[start of Records supplied]
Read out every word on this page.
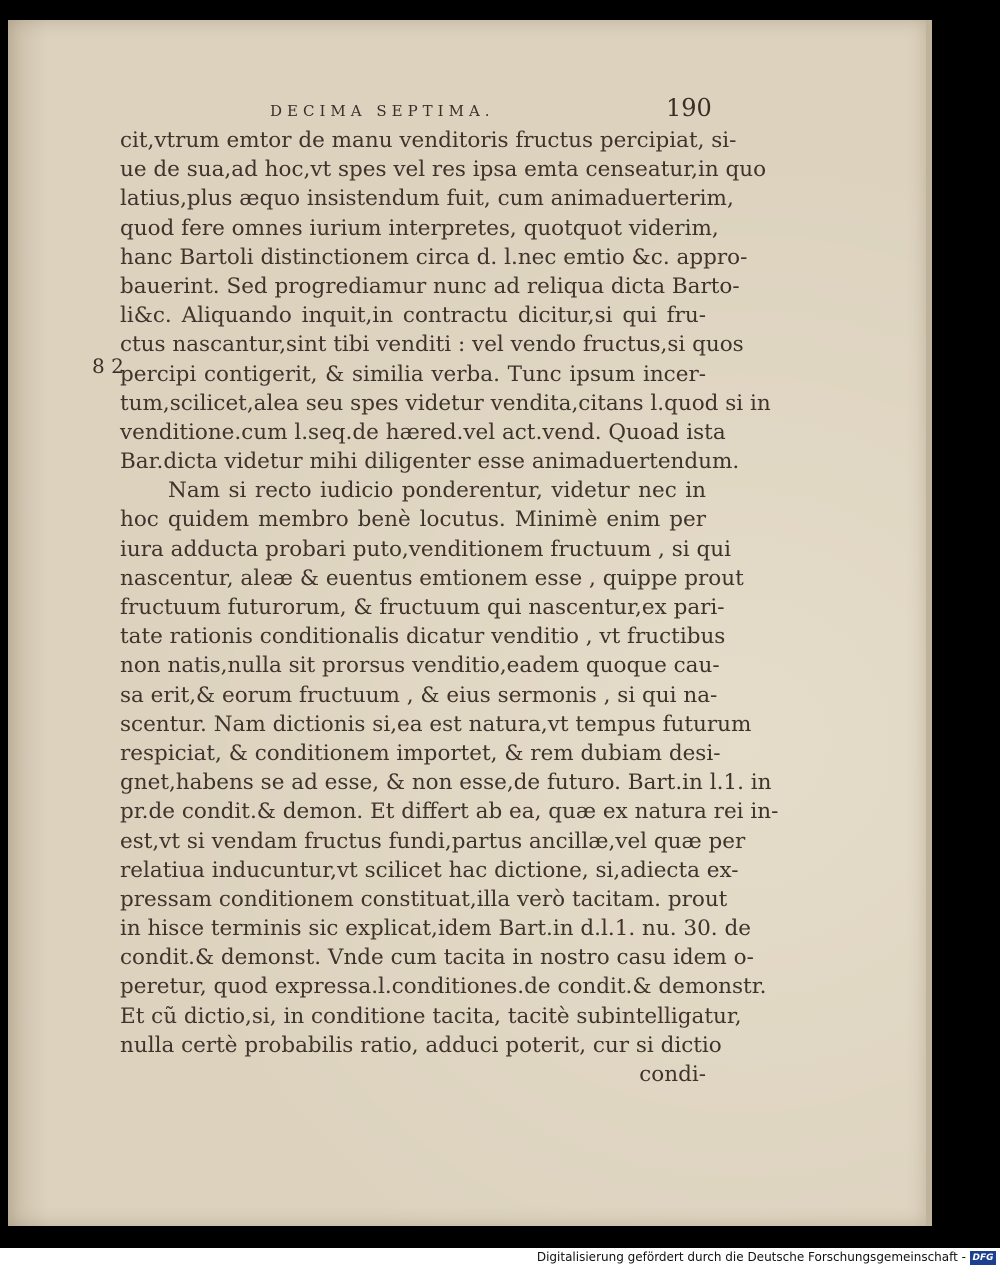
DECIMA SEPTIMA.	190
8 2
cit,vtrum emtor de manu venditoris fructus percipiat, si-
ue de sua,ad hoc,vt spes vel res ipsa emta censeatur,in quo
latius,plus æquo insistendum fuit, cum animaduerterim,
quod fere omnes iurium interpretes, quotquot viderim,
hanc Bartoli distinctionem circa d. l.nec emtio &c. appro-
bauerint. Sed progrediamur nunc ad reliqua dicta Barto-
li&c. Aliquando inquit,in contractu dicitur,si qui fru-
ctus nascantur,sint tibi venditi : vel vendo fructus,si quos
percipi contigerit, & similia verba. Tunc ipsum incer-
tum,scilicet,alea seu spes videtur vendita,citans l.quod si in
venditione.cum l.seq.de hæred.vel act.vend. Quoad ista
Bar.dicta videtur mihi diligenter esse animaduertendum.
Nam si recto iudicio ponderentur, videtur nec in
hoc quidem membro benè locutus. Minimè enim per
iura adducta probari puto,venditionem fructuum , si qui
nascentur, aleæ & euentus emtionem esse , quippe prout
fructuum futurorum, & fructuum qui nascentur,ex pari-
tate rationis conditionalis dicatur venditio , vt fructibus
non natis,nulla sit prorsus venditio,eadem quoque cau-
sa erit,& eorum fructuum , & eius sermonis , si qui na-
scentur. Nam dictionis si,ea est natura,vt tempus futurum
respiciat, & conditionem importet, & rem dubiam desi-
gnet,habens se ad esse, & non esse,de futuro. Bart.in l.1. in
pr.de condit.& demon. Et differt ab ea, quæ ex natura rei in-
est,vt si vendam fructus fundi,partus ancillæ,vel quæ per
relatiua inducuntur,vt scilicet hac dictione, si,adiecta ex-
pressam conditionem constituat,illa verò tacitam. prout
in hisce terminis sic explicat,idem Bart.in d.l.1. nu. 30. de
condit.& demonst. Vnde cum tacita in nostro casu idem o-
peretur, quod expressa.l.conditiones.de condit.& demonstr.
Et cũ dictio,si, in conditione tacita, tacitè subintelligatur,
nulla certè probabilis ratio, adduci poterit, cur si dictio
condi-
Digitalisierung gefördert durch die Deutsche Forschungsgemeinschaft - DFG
[end of Records supplied]
[start of Records supplied]
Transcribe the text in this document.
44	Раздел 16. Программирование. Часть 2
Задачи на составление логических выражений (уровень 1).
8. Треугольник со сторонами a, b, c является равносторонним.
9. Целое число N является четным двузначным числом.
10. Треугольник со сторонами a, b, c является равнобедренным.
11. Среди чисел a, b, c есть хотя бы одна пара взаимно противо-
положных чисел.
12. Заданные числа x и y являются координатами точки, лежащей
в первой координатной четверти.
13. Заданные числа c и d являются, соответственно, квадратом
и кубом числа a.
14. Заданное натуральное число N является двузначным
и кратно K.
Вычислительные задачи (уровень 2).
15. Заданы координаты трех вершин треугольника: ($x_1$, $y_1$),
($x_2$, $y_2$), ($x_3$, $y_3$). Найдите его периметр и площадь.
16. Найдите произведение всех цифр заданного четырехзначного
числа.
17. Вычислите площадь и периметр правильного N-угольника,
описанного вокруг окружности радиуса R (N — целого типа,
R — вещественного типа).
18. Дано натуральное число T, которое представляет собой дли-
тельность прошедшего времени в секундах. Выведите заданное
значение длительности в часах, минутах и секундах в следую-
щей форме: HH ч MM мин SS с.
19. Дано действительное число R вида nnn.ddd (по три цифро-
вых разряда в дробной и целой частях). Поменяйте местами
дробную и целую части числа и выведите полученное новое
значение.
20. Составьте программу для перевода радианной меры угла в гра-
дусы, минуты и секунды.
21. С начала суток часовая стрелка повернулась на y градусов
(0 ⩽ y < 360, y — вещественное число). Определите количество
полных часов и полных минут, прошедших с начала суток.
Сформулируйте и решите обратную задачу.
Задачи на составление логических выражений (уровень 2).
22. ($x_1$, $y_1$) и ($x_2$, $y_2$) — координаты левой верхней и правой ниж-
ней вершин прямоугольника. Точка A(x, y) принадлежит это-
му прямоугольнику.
[end of Records supplied]
The problem: Only lines with "fructuum" are wanted here; list each of them.

The completed task:
iura adducta probari puto,venditionem fructuum , si qui
fructuum futurorum, & fructuum qui nascentur,ex pari-
sa erit,& eorum fructuum , & eius sermonis , si qui na-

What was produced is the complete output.